| Given instruction |
Present each line of the entries below that holds the word "Donation".

| Dataset records |

········

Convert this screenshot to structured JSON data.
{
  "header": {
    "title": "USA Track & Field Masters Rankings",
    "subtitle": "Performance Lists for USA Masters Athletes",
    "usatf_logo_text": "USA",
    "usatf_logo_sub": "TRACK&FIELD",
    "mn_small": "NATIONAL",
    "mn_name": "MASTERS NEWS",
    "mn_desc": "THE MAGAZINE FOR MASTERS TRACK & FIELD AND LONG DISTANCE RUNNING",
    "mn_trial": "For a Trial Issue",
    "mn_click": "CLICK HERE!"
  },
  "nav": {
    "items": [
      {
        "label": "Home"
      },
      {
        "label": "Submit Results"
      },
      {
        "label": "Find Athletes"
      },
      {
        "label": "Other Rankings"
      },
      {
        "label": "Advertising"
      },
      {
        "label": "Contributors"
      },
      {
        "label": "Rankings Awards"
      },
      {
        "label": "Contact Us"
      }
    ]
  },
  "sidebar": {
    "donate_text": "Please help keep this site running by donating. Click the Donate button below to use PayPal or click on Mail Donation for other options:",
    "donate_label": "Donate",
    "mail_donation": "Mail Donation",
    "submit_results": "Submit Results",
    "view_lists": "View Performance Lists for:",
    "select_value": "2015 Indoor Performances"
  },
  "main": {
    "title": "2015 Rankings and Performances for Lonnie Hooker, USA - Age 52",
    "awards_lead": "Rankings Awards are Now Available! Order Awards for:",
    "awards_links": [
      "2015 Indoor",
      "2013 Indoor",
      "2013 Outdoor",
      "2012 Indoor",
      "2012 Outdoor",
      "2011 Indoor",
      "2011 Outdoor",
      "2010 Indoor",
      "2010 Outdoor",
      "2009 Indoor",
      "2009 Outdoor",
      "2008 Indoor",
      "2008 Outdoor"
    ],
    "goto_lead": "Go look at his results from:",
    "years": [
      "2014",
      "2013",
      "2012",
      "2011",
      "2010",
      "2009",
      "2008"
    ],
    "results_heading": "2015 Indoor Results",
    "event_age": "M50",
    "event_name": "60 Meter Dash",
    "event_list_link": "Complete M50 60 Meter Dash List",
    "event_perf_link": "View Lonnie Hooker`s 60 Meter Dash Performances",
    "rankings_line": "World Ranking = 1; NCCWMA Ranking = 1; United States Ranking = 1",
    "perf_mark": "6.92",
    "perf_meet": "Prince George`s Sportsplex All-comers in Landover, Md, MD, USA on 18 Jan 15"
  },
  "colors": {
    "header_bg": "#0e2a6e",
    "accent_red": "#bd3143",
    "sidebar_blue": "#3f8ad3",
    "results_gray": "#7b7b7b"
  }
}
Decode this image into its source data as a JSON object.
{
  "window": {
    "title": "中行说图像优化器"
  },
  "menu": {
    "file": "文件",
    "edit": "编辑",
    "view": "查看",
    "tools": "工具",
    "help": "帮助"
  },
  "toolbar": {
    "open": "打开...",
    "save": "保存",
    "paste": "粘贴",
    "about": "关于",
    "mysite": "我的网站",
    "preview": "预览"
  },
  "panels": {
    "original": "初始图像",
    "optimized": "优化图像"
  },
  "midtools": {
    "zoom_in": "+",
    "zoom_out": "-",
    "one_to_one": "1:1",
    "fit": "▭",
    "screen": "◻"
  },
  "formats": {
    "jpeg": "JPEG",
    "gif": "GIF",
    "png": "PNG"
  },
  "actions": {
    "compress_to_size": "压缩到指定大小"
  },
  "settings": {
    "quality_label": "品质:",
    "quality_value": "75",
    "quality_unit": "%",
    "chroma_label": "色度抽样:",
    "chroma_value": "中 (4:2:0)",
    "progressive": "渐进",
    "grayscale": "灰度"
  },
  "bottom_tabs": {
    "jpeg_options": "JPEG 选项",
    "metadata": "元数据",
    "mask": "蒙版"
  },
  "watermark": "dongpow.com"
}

········

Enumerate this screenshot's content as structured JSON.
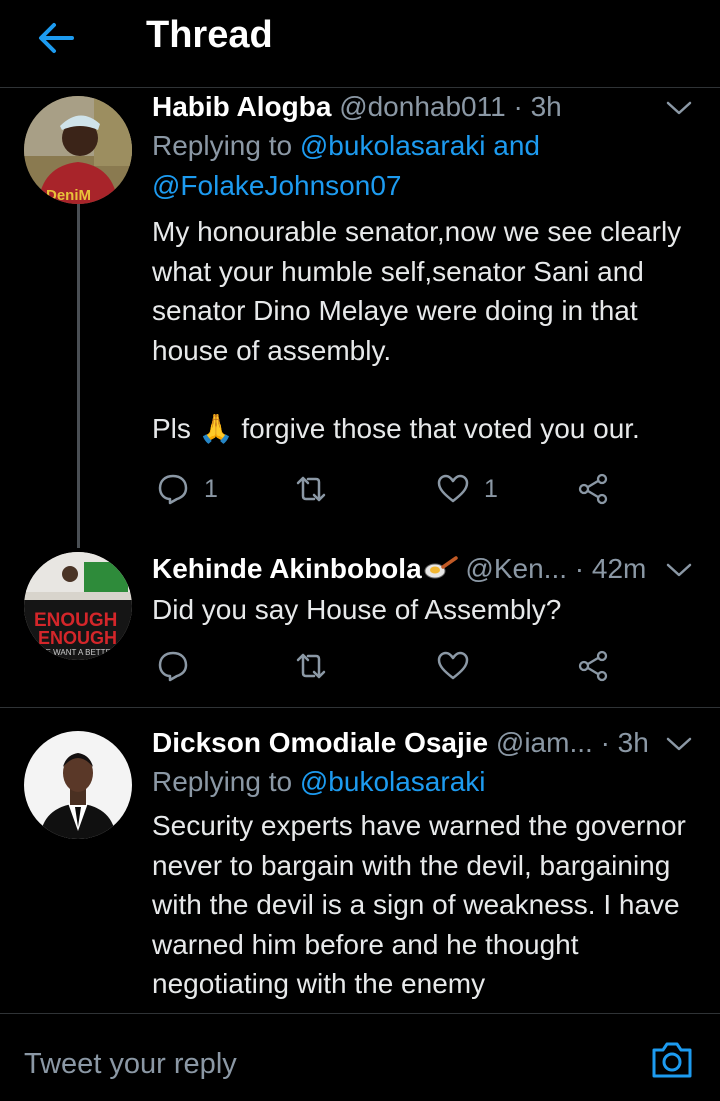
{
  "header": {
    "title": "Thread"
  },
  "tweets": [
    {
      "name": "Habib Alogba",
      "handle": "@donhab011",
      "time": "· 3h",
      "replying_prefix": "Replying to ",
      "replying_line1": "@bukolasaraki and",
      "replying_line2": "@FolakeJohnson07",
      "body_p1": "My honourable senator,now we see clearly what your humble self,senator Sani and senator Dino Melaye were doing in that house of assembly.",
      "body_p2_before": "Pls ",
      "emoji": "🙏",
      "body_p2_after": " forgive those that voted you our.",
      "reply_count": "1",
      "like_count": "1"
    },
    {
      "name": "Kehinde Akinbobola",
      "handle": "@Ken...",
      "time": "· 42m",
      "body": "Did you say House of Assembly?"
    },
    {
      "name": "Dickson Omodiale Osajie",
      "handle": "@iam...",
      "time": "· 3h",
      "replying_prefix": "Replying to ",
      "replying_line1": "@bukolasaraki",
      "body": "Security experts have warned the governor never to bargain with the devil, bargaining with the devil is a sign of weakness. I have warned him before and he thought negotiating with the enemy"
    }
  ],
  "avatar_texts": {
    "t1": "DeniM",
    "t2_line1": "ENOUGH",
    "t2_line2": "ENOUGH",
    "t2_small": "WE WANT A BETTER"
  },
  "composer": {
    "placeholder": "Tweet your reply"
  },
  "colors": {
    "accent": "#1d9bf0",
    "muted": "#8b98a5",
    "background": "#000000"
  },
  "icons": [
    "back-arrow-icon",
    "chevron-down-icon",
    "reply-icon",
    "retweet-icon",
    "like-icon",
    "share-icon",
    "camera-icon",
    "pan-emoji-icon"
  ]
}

········

| Written response |
    "donate_text": "Please help keep this site running by donating. Click the Donate button below to use PayPal or click on Mail Donation for other options:",
    "mail_donation": "Mail Donation",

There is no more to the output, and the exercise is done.